■ WRITTEN REQUEST ■
Examine each line of the data. Copy those that contain the string "نظام".

■ PROVIDED RECORDS ■
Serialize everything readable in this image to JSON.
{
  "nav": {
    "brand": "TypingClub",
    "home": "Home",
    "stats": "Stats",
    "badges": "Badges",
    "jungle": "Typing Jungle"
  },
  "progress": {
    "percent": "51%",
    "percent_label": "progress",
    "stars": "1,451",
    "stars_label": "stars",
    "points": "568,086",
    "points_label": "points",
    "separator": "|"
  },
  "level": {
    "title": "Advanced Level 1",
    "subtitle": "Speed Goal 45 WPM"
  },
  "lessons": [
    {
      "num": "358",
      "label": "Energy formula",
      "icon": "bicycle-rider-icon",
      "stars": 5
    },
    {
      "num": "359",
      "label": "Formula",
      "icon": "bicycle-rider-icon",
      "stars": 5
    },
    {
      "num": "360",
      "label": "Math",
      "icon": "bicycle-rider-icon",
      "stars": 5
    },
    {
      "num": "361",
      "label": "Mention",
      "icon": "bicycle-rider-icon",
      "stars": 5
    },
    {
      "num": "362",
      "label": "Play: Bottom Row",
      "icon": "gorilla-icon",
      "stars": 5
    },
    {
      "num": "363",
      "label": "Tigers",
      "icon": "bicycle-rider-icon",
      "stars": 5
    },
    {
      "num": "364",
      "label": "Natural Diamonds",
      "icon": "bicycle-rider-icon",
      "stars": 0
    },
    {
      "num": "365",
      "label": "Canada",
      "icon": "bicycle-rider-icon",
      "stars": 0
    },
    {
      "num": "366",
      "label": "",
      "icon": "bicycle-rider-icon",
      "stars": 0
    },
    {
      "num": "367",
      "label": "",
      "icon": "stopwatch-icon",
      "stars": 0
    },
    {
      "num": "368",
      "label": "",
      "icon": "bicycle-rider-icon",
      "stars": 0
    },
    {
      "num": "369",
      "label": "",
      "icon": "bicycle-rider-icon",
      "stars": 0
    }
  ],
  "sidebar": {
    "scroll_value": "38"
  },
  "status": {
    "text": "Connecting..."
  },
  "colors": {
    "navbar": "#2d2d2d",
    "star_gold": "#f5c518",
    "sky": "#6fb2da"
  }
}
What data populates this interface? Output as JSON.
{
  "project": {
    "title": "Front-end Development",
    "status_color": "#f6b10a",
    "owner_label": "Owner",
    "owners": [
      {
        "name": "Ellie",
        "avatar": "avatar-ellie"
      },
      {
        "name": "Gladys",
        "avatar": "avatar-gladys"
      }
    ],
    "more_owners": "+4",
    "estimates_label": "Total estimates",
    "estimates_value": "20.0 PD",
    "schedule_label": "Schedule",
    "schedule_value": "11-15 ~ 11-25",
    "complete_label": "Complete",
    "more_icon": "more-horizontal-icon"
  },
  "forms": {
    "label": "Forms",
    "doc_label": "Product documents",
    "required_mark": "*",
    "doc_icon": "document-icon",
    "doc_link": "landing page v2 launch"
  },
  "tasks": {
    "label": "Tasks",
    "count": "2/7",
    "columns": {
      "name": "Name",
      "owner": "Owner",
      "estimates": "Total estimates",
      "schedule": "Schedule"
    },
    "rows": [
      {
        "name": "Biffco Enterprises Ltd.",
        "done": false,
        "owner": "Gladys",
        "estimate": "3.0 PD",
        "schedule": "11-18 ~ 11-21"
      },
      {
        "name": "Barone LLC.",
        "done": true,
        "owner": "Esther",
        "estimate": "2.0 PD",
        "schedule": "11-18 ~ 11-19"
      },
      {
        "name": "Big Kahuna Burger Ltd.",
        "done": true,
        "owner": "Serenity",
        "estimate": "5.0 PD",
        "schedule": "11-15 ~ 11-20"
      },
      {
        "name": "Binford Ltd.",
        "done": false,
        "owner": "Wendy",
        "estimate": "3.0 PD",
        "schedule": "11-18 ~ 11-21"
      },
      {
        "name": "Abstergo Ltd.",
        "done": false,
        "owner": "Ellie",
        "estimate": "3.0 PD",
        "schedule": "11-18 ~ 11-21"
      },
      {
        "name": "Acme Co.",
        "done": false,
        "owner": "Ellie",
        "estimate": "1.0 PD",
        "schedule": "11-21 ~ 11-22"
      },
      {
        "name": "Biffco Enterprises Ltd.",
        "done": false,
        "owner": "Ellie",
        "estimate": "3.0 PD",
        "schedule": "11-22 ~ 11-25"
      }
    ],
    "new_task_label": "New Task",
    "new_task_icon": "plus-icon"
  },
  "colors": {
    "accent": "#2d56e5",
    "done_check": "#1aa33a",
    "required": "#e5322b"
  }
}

---

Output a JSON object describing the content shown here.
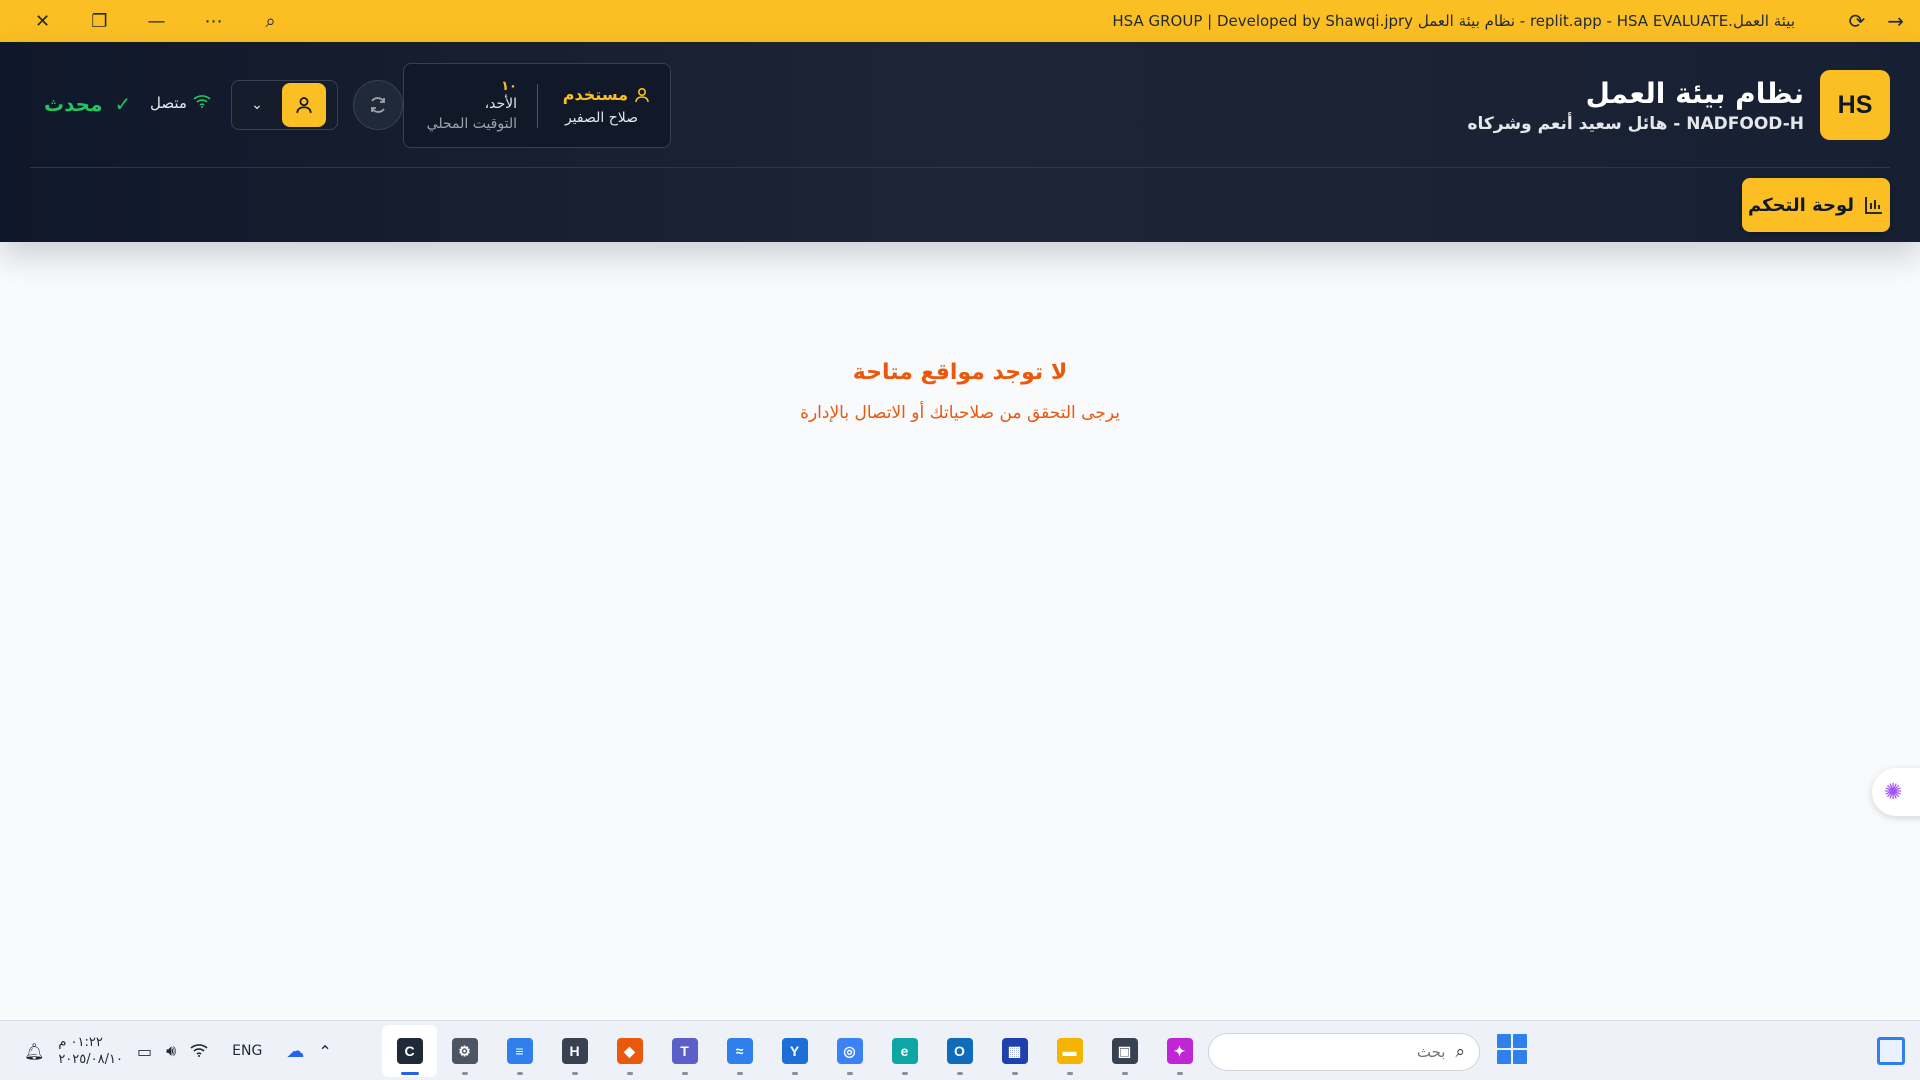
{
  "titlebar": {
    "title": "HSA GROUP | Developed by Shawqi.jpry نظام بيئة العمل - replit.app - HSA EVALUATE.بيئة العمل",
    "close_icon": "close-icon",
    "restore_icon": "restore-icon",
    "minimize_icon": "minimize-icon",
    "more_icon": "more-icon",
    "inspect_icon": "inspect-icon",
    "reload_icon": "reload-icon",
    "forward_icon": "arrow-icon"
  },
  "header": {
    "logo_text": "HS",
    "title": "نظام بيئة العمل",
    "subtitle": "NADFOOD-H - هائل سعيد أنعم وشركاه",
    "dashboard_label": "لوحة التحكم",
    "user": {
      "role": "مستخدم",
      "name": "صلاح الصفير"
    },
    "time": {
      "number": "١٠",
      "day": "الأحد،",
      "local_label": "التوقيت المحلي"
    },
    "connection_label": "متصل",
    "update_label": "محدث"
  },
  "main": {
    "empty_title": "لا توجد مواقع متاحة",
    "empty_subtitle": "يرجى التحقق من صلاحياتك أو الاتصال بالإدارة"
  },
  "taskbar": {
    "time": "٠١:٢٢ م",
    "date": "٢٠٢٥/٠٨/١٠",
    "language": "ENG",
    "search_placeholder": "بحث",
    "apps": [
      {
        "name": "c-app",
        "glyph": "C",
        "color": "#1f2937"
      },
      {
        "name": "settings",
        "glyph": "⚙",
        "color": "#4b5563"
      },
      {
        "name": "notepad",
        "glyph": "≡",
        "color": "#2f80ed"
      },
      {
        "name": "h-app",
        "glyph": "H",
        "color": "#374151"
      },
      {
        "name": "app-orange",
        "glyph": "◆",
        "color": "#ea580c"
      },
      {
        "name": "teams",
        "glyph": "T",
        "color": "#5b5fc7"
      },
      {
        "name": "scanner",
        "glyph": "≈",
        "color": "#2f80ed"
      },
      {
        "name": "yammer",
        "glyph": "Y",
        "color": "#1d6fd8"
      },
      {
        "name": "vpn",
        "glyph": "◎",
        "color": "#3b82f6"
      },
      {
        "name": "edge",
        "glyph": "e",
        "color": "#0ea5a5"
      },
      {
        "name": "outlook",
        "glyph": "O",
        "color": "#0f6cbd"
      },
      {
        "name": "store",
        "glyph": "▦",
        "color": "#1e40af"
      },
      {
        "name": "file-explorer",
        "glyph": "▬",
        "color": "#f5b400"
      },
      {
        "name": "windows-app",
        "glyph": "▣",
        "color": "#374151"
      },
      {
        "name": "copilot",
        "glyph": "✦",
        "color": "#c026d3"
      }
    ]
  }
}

■ ANSWER TO THE PROBLEM ■
    "title": "HSA GROUP | Developed by Shawqi.jpry نظام بيئة العمل - replit.app - HSA EVALUATE.بيئة العمل",
    "title": "نظام بيئة العمل",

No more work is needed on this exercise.